WORK INSTRUCTIONS: Give back the entire listing verbatim.
START RECORDS SUPPLIED
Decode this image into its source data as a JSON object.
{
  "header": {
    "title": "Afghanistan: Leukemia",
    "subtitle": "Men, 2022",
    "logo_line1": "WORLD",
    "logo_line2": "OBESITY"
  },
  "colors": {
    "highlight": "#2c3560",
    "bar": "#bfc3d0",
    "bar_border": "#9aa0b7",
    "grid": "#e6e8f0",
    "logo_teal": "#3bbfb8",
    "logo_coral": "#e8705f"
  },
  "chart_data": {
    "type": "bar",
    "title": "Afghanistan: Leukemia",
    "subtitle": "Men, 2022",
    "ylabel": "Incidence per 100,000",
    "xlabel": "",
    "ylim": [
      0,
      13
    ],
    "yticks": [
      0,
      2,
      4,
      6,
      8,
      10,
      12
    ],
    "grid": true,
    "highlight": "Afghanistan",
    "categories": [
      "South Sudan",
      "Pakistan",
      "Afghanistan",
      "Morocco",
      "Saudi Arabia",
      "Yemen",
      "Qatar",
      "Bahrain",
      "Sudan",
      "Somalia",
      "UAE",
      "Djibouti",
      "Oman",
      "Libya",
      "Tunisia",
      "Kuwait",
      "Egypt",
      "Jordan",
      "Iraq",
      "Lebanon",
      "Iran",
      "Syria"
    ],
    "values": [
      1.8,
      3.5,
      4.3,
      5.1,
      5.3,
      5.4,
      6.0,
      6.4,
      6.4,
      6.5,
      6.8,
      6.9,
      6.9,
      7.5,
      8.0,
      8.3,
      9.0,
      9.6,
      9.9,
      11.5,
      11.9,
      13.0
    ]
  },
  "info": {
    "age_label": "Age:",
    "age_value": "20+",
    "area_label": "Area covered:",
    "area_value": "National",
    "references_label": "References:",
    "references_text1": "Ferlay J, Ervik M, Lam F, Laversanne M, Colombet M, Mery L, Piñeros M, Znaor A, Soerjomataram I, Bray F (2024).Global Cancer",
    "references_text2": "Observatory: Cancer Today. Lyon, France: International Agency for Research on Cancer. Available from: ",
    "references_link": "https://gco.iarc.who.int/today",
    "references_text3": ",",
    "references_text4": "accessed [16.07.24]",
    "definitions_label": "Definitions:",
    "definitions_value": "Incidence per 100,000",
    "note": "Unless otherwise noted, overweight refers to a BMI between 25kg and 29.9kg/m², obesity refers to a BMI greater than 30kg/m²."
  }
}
END RECORDS SUPPLIED
REPLY TO THE TASK:
Decode this image into its source data as a JSON object.
{
  "header": {
    "title": "Afghanistan: Leukemia",
    "subtitle": "Men, 2022",
    "logo_line1": "WORLD",
    "logo_line2": "OBESITY"
  },
  "colors": {
    "highlight": "#2c3560",
    "bar": "#bfc3d0",
    "bar_border": "#9aa0b7",
    "grid": "#e6e8f0",
    "logo_teal": "#3bbfb8",
    "logo_coral": "#e8705f"
  },
  "chart_data": {
    "type": "bar",
    "title": "Afghanistan: Leukemia",
    "subtitle": "Men, 2022",
    "ylabel": "Incidence per 100,000",
    "xlabel": "",
    "ylim": [
      0,
      13
    ],
    "yticks": [
      0,
      2,
      4,
      6,
      8,
      10,
      12
    ],
    "grid": true,
    "highlight": "Afghanistan",
    "categories": [
      "South Sudan",
      "Pakistan",
      "Afghanistan",
      "Morocco",
      "Saudi Arabia",
      "Yemen",
      "Qatar",
      "Bahrain",
      "Sudan",
      "Somalia",
      "UAE",
      "Djibouti",
      "Oman",
      "Libya",
      "Tunisia",
      "Kuwait",
      "Egypt",
      "Jordan",
      "Iraq",
      "Lebanon",
      "Iran",
      "Syria"
    ],
    "values": [
      1.8,
      3.5,
      4.3,
      5.1,
      5.3,
      5.4,
      6.0,
      6.4,
      6.4,
      6.5,
      6.8,
      6.9,
      6.9,
      7.5,
      8.0,
      8.3,
      9.0,
      9.6,
      9.9,
      11.5,
      11.9,
      13.0
    ]
  },
  "info": {
    "age_label": "Age:",
    "age_value": "20+",
    "area_label": "Area covered:",
    "area_value": "National",
    "references_label": "References:",
    "references_text1": "Ferlay J, Ervik M, Lam F, Laversanne M, Colombet M, Mery L, Piñeros M, Znaor A, Soerjomataram I, Bray F (2024).Global Cancer",
    "references_text2": "Observatory: Cancer Today. Lyon, France: International Agency for Research on Cancer. Available from: ",
    "references_link": "https://gco.iarc.who.int/today",
    "references_text3": ",",
    "references_text4": "accessed [16.07.24]",
    "definitions_label": "Definitions:",
    "definitions_value": "Incidence per 100,000",
    "note": "Unless otherwise noted, overweight refers to a BMI between 25kg and 29.9kg/m², obesity refers to a BMI greater than 30kg/m²."
  }
}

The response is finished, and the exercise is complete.